====== Records supplied
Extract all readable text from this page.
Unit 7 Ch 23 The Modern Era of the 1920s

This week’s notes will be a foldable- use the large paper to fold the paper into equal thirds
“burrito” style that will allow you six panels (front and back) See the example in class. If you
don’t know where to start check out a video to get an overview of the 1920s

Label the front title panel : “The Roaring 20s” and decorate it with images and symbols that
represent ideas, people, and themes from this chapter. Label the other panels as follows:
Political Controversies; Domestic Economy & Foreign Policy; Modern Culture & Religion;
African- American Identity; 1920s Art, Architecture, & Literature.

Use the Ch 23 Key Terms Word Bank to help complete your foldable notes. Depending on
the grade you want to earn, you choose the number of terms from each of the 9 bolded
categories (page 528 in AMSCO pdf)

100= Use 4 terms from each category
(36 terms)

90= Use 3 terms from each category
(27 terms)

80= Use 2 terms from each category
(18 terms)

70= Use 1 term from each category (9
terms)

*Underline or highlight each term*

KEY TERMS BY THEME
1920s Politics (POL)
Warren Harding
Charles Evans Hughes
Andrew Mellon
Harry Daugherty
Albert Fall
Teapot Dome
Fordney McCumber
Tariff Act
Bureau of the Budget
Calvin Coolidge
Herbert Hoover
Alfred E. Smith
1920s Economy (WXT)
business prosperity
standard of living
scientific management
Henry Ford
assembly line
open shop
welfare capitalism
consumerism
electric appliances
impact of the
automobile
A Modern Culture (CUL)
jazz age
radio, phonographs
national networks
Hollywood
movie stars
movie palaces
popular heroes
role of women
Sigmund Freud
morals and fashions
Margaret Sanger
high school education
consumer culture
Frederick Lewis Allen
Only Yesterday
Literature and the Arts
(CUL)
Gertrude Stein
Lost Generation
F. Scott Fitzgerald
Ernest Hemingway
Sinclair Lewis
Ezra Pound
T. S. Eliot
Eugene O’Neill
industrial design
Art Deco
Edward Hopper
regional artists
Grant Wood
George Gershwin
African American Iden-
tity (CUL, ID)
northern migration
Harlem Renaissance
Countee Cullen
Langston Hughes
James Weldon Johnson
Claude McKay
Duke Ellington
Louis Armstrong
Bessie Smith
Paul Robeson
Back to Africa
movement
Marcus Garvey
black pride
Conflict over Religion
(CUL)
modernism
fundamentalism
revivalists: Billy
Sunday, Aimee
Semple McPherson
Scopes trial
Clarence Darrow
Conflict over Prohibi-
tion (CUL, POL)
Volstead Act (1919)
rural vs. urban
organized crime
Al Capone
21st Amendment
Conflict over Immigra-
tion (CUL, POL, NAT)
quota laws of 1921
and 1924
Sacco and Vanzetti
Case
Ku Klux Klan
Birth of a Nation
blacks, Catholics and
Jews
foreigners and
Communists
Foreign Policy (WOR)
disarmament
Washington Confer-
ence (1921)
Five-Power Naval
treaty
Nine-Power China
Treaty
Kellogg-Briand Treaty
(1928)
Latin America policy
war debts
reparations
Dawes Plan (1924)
============
Task » Whichever lines contain the string "each", select and copy them.

Task output »
the grade you want to earn, you choose the number of terms from each of the 9 bolded
100= Use 4 terms from each category
90= Use 3 terms from each category
80= Use 2 terms from each category
70= Use 1 term from each category (9
*Underline or highlight each term*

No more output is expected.